### WHAT IS EXPECTED
Reproduce the whole listing, character for character.

[Dataset records]
--- Start ---

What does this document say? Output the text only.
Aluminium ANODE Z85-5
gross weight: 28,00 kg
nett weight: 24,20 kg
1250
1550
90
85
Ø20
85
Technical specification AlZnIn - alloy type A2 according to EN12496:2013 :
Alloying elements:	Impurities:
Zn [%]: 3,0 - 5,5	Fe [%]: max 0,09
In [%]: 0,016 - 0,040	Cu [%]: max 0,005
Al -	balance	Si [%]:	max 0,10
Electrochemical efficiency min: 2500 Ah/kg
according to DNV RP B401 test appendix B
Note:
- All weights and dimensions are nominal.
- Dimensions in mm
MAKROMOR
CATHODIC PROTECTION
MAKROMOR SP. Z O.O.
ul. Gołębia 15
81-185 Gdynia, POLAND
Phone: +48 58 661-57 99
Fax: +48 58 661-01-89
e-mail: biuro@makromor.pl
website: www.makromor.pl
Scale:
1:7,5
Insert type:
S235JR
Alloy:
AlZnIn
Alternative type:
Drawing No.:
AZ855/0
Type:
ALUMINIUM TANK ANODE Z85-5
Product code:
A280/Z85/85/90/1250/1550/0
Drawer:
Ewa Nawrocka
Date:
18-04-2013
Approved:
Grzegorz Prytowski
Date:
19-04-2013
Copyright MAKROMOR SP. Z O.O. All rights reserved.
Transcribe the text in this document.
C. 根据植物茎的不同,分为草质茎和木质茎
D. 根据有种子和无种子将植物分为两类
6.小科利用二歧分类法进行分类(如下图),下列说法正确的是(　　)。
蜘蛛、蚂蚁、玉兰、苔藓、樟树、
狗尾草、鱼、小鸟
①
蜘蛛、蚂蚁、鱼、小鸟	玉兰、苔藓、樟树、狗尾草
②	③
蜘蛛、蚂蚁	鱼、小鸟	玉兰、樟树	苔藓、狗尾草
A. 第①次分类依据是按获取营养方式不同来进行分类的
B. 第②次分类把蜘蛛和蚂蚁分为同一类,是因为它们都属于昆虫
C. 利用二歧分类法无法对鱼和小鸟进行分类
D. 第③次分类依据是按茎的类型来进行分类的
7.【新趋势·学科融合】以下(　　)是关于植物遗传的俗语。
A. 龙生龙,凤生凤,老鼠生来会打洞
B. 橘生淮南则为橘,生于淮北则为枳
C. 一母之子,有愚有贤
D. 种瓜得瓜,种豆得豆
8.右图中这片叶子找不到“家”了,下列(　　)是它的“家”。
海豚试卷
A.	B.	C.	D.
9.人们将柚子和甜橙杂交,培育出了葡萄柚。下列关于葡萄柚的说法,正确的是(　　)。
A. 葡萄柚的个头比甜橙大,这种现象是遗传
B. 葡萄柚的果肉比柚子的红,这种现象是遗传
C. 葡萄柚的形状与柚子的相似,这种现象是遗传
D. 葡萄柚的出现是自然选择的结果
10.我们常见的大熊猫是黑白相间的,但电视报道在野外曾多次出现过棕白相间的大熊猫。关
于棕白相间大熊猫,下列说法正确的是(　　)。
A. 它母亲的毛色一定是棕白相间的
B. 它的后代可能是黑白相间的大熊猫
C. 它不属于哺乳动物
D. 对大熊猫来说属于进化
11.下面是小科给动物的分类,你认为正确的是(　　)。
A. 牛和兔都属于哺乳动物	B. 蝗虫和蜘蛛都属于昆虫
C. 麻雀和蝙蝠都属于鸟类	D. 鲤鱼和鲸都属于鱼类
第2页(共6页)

--- End ---

### RESULT OF THE TASK
What does this document say? Output the text only.
Aluminium ANODE Z85-5
gross weight: 28,00 kg
nett weight: 24,20 kg
1250
1550
90
85
Ø20
85
Technical specification AlZnIn - alloy type A2 according to EN12496:2013 :
Alloying elements:	Impurities:
Zn [%]: 3,0 - 5,5	Fe [%]: max 0,09
In [%]: 0,016 - 0,040	Cu [%]: max 0,005
Al -	balance	Si [%]:	max 0,10
Electrochemical efficiency min: 2500 Ah/kg
according to DNV RP B401 test appendix B
Note:
- All weights and dimensions are nominal.
- Dimensions in mm
MAKROMOR
CATHODIC PROTECTION
MAKROMOR SP. Z O.O.
ul. Gołębia 15
81-185 Gdynia, POLAND
Phone: +48 58 661-57 99
Fax: +48 58 661-01-89
e-mail: biuro@makromor.pl
website: www.makromor.pl
Scale:
1:7,5
Insert type:
S235JR
Alloy:
AlZnIn
Alternative type:
Drawing No.:
AZ855/0
Type:
ALUMINIUM TANK ANODE Z85-5
Product code:
A280/Z85/85/90/1250/1550/0
Drawer:
Ewa Nawrocka
Date:
18-04-2013
Approved:
Grzegorz Prytowski
Date:
19-04-2013
Copyright MAKROMOR SP. Z O.O. All rights reserved.
Transcribe the text in this document.
C. 根据植物茎的不同,分为草质茎和木质茎
D. 根据有种子和无种子将植物分为两类
6.小科利用二歧分类法进行分类(如下图),下列说法正确的是(　　)。
蜘蛛、蚂蚁、玉兰、苔藓、樟树、
狗尾草、鱼、小鸟
①
蜘蛛、蚂蚁、鱼、小鸟	玉兰、苔藓、樟树、狗尾草
②	③
蜘蛛、蚂蚁	鱼、小鸟	玉兰、樟树	苔藓、狗尾草
A. 第①次分类依据是按获取营养方式不同来进行分类的
B. 第②次分类把蜘蛛和蚂蚁分为同一类,是因为它们都属于昆虫
C. 利用二歧分类法无法对鱼和小鸟进行分类
D. 第③次分类依据是按茎的类型来进行分类的
7.【新趋势·学科融合】以下(　　)是关于植物遗传的俗语。
A. 龙生龙,凤生凤,老鼠生来会打洞
B. 橘生淮南则为橘,生于淮北则为枳
C. 一母之子,有愚有贤
D. 种瓜得瓜,种豆得豆
8.右图中这片叶子找不到“家”了,下列(　　)是它的“家”。
海豚试卷
A.	B.	C.	D.
9.人们将柚子和甜橙杂交,培育出了葡萄柚。下列关于葡萄柚的说法,正确的是(　　)。
A. 葡萄柚的个头比甜橙大,这种现象是遗传
B. 葡萄柚的果肉比柚子的红,这种现象是遗传
C. 葡萄柚的形状与柚子的相似,这种现象是遗传
D. 葡萄柚的出现是自然选择的结果
10.我们常见的大熊猫是黑白相间的,但电视报道在野外曾多次出现过棕白相间的大熊猫。关
于棕白相间大熊猫,下列说法正确的是(　　)。
A. 它母亲的毛色一定是棕白相间的
B. 它的后代可能是黑白相间的大熊猫
C. 它不属于哺乳动物
D. 对大熊猫来说属于进化
11.下面是小科给动物的分类,你认为正确的是(　　)。
A. 牛和兔都属于哺乳动物	B. 蝗虫和蜘蛛都属于昆虫
C. 麻雀和蝙蝠都属于鸟类	D. 鲤鱼和鲸都属于鱼类
第2页(共6页)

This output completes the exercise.